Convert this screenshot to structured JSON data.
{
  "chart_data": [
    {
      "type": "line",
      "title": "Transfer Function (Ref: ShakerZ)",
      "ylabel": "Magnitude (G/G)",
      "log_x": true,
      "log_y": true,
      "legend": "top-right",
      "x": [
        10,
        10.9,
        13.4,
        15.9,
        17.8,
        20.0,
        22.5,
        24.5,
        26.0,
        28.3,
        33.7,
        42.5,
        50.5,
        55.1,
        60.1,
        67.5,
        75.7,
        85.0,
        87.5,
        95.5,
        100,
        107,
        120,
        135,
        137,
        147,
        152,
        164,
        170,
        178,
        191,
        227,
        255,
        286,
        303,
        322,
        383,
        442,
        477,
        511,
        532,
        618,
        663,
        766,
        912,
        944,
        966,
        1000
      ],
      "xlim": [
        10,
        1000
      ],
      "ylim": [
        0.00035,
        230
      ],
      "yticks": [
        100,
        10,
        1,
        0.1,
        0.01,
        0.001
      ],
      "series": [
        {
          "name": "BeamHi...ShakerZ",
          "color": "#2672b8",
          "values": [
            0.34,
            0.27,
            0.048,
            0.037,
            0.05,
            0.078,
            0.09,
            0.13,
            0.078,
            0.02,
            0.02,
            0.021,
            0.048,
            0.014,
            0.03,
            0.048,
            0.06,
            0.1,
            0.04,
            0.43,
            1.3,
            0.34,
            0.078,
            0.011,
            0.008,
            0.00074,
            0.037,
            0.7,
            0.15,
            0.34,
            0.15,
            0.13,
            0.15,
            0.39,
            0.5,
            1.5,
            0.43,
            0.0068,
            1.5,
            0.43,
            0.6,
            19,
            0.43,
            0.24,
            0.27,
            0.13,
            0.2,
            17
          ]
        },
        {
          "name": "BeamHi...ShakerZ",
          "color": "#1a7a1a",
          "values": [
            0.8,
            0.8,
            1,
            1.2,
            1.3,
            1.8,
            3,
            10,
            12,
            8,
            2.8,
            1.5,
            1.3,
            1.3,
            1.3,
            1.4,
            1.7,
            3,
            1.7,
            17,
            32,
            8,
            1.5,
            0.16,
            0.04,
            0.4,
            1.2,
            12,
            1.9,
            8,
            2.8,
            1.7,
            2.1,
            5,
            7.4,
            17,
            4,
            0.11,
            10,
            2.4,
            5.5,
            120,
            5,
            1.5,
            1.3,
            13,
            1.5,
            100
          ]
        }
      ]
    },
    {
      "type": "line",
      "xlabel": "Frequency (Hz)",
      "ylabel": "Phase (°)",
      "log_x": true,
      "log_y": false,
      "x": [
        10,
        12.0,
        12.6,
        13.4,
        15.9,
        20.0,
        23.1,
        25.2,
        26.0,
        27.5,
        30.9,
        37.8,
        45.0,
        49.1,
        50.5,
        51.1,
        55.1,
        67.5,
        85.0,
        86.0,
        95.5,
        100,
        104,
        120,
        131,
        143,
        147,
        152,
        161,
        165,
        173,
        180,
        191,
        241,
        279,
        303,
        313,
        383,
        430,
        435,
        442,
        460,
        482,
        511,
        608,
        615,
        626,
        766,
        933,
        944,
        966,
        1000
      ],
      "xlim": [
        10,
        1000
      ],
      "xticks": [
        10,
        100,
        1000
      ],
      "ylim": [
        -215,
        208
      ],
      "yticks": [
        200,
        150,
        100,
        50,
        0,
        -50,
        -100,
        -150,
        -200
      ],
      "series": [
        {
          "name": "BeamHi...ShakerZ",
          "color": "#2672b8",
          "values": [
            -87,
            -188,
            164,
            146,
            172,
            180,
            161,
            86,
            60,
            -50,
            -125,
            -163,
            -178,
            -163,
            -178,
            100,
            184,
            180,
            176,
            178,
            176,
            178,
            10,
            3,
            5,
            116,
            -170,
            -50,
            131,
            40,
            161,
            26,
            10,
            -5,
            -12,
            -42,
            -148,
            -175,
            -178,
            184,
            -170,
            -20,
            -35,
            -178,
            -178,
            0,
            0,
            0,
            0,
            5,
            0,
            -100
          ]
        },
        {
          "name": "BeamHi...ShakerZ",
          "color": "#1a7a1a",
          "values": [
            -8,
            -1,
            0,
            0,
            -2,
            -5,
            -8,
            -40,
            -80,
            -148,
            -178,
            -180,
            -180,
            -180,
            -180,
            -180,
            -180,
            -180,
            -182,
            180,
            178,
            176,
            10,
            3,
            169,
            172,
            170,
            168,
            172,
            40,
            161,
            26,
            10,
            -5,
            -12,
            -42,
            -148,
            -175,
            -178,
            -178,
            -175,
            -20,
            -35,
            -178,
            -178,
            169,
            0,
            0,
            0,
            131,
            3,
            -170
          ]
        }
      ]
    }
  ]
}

— WHAT YOU SHOULD DO —
Reproduce all the records precisely.

— CORRECT ANSWER —
Convert this screenshot to structured JSON data.
{
  "chart_data": [
    {
      "type": "line",
      "title": "Transfer Function (Ref: ShakerZ)",
      "ylabel": "Magnitude (G/G)",
      "log_x": true,
      "log_y": true,
      "legend": "top-right",
      "x": [
        10,
        10.9,
        13.4,
        15.9,
        17.8,
        20.0,
        22.5,
        24.5,
        26.0,
        28.3,
        33.7,
        42.5,
        50.5,
        55.1,
        60.1,
        67.5,
        75.7,
        85.0,
        87.5,
        95.5,
        100,
        107,
        120,
        135,
        137,
        147,
        152,
        164,
        170,
        178,
        191,
        227,
        255,
        286,
        303,
        322,
        383,
        442,
        477,
        511,
        532,
        618,
        663,
        766,
        912,
        944,
        966,
        1000
      ],
      "xlim": [
        10,
        1000
      ],
      "ylim": [
        0.00035,
        230
      ],
      "yticks": [
        100,
        10,
        1,
        0.1,
        0.01,
        0.001
      ],
      "series": [
        {
          "name": "BeamHi...ShakerZ",
          "color": "#2672b8",
          "values": [
            0.34,
            0.27,
            0.048,
            0.037,
            0.05,
            0.078,
            0.09,
            0.13,
            0.078,
            0.02,
            0.02,
            0.021,
            0.048,
            0.014,
            0.03,
            0.048,
            0.06,
            0.1,
            0.04,
            0.43,
            1.3,
            0.34,
            0.078,
            0.011,
            0.008,
            0.00074,
            0.037,
            0.7,
            0.15,
            0.34,
            0.15,
            0.13,
            0.15,
            0.39,
            0.5,
            1.5,
            0.43,
            0.0068,
            1.5,
            0.43,
            0.6,
            19,
            0.43,
            0.24,
            0.27,
            0.13,
            0.2,
            17
          ]
        },
        {
          "name": "BeamHi...ShakerZ",
          "color": "#1a7a1a",
          "values": [
            0.8,
            0.8,
            1,
            1.2,
            1.3,
            1.8,
            3,
            10,
            12,
            8,
            2.8,
            1.5,
            1.3,
            1.3,
            1.3,
            1.4,
            1.7,
            3,
            1.7,
            17,
            32,
            8,
            1.5,
            0.16,
            0.04,
            0.4,
            1.2,
            12,
            1.9,
            8,
            2.8,
            1.7,
            2.1,
            5,
            7.4,
            17,
            4,
            0.11,
            10,
            2.4,
            5.5,
            120,
            5,
            1.5,
            1.3,
            13,
            1.5,
            100
          ]
        }
      ]
    },
    {
      "type": "line",
      "xlabel": "Frequency (Hz)",
      "ylabel": "Phase (°)",
      "log_x": true,
      "log_y": false,
      "x": [
        10,
        12.0,
        12.6,
        13.4,
        15.9,
        20.0,
        23.1,
        25.2,
        26.0,
        27.5,
        30.9,
        37.8,
        45.0,
        49.1,
        50.5,
        51.1,
        55.1,
        67.5,
        85.0,
        86.0,
        95.5,
        100,
        104,
        120,
        131,
        143,
        147,
        152,
        161,
        165,
        173,
        180,
        191,
        241,
        279,
        303,
        313,
        383,
        430,
        435,
        442,
        460,
        482,
        511,
        608,
        615,
        626,
        766,
        933,
        944,
        966,
        1000
      ],
      "xlim": [
        10,
        1000
      ],
      "xticks": [
        10,
        100,
        1000
      ],
      "ylim": [
        -215,
        208
      ],
      "yticks": [
        200,
        150,
        100,
        50,
        0,
        -50,
        -100,
        -150,
        -200
      ],
      "series": [
        {
          "name": "BeamHi...ShakerZ",
          "color": "#2672b8",
          "values": [
            -87,
            -188,
            164,
            146,
            172,
            180,
            161,
            86,
            60,
            -50,
            -125,
            -163,
            -178,
            -163,
            -178,
            100,
            184,
            180,
            176,
            178,
            176,
            178,
            10,
            3,
            5,
            116,
            -170,
            -50,
            131,
            40,
            161,
            26,
            10,
            -5,
            -12,
            -42,
            -148,
            -175,
            -178,
            184,
            -170,
            -20,
            -35,
            -178,
            -178,
            0,
            0,
            0,
            0,
            5,
            0,
            -100
          ]
        },
        {
          "name": "BeamHi...ShakerZ",
          "color": "#1a7a1a",
          "values": [
            -8,
            -1,
            0,
            0,
            -2,
            -5,
            -8,
            -40,
            -80,
            -148,
            -178,
            -180,
            -180,
            -180,
            -180,
            -180,
            -180,
            -180,
            -182,
            180,
            178,
            176,
            10,
            3,
            169,
            172,
            170,
            168,
            172,
            40,
            161,
            26,
            10,
            -5,
            -12,
            -42,
            -148,
            -175,
            -178,
            -178,
            -175,
            -20,
            -35,
            -178,
            -178,
            169,
            0,
            0,
            0,
            131,
            3,
            -170
          ]
        }
      ]
    }
  ]
}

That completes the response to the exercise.